State the count of lines below in which the word "agens" appears, and add nothing.

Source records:
# # # #

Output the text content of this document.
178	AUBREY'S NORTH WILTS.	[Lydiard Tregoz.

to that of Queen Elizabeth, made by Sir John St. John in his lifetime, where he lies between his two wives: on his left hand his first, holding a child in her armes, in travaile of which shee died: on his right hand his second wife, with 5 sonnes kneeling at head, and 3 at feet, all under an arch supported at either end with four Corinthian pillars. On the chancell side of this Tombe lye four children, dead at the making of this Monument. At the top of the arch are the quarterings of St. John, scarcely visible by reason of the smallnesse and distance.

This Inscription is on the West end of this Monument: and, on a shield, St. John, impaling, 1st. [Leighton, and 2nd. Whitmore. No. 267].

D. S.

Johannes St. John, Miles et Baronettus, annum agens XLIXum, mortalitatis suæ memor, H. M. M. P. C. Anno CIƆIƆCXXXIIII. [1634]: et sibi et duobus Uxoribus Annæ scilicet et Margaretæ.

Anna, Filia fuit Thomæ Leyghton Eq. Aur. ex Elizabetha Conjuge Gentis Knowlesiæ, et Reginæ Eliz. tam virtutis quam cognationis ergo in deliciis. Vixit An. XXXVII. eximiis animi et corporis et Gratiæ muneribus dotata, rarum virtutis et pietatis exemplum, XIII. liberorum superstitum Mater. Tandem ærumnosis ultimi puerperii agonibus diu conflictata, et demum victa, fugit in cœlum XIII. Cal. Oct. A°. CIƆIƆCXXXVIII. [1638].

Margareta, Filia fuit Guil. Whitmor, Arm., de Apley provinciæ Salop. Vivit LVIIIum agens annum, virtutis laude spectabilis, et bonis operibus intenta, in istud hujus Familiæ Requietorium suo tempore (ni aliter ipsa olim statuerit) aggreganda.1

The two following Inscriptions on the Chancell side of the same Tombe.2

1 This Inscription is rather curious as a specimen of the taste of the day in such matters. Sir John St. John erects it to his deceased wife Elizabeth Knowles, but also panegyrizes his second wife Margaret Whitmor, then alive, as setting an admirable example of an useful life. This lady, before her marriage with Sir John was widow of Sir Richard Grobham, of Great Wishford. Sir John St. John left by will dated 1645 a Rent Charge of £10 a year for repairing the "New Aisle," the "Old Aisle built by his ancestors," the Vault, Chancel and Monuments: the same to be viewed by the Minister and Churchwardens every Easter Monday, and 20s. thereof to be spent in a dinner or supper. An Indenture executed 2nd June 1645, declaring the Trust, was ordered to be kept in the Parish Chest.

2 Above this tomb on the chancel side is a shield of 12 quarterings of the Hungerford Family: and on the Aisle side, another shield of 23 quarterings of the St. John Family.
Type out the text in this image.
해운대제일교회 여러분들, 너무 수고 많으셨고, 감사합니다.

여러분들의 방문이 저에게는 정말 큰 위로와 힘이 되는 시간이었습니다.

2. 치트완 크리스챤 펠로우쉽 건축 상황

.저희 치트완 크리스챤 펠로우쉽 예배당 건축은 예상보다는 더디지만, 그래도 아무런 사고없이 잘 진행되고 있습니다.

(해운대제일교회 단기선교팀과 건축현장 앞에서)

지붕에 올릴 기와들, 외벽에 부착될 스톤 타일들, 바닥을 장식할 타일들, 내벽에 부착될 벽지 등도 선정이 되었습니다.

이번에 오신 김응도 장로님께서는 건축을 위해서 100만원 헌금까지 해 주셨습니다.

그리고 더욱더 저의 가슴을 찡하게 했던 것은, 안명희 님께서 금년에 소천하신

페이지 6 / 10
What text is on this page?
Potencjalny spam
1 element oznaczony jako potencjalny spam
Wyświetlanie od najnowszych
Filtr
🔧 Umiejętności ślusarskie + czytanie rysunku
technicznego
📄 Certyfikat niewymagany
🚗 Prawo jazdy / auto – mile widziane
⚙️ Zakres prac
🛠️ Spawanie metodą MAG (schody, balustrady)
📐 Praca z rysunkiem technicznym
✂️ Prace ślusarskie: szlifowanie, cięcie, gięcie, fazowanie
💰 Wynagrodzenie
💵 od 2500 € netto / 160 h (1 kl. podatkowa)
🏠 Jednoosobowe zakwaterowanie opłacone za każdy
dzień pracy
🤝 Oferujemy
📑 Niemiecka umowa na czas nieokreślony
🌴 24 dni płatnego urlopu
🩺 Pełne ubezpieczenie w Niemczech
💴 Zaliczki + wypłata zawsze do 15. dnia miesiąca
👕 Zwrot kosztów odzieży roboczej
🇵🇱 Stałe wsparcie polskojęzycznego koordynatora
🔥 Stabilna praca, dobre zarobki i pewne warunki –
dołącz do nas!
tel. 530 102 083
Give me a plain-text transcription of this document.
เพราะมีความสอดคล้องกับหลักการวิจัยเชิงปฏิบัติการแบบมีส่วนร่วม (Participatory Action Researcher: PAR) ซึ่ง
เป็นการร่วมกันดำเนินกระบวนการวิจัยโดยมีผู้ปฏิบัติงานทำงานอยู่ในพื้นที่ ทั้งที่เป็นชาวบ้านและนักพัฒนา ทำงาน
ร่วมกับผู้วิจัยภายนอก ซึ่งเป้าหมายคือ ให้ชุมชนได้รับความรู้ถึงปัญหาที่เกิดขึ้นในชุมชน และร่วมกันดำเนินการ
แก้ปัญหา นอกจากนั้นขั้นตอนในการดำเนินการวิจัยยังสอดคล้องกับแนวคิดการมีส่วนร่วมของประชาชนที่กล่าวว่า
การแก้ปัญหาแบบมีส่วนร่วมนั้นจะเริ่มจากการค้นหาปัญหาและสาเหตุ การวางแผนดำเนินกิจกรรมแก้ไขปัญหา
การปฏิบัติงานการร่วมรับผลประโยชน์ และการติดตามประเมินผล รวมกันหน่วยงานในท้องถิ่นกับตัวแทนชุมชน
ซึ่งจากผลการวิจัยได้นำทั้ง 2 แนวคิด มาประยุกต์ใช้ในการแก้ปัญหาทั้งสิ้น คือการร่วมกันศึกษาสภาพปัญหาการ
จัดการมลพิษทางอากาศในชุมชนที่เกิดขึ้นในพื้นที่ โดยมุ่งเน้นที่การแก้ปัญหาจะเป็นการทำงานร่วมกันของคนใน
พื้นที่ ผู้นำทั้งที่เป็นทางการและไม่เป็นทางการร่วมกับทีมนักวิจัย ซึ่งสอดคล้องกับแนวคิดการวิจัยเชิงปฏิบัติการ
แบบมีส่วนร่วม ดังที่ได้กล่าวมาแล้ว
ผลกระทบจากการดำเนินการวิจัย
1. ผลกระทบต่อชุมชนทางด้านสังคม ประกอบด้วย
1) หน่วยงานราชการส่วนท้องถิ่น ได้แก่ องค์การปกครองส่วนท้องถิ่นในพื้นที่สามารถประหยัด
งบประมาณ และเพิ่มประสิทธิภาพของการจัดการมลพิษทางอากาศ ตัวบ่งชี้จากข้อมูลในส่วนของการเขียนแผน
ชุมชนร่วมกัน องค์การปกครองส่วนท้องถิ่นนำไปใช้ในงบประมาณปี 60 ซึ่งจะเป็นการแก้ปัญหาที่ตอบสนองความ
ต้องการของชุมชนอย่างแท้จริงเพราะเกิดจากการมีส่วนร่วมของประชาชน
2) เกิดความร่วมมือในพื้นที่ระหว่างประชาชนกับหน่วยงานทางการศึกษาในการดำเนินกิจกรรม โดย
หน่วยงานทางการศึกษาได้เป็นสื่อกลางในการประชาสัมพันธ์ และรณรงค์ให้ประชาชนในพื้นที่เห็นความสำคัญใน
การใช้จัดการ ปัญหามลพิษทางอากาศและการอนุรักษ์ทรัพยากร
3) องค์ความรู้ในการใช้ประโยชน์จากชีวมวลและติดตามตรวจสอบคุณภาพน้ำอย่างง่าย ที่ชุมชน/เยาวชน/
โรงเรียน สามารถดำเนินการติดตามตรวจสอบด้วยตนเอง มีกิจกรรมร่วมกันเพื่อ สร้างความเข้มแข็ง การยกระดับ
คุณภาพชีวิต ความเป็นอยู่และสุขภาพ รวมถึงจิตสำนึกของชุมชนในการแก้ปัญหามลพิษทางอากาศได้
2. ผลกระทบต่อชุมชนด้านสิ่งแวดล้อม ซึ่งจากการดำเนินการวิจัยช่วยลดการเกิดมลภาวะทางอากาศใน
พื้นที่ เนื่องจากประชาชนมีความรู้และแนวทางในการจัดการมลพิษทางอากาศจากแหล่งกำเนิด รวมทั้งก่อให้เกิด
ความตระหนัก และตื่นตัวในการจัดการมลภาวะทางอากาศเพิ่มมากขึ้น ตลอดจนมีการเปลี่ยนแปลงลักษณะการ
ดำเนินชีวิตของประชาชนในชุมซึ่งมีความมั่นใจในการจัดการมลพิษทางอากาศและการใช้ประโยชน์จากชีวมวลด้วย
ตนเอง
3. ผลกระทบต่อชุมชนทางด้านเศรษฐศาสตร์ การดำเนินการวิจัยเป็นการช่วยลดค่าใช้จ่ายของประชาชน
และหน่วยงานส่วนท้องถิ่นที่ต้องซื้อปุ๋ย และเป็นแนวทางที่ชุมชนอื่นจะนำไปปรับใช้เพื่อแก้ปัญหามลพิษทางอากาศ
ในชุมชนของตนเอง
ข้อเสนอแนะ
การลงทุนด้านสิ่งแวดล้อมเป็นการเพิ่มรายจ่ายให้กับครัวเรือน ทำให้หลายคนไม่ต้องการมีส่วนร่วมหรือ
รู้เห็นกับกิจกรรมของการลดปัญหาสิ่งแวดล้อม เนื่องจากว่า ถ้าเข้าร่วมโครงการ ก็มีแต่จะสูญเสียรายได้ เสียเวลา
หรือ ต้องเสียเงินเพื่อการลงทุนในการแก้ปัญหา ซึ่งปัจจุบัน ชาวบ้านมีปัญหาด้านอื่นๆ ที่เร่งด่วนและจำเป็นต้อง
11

# # # #

■ **COMPLETED TASK**
2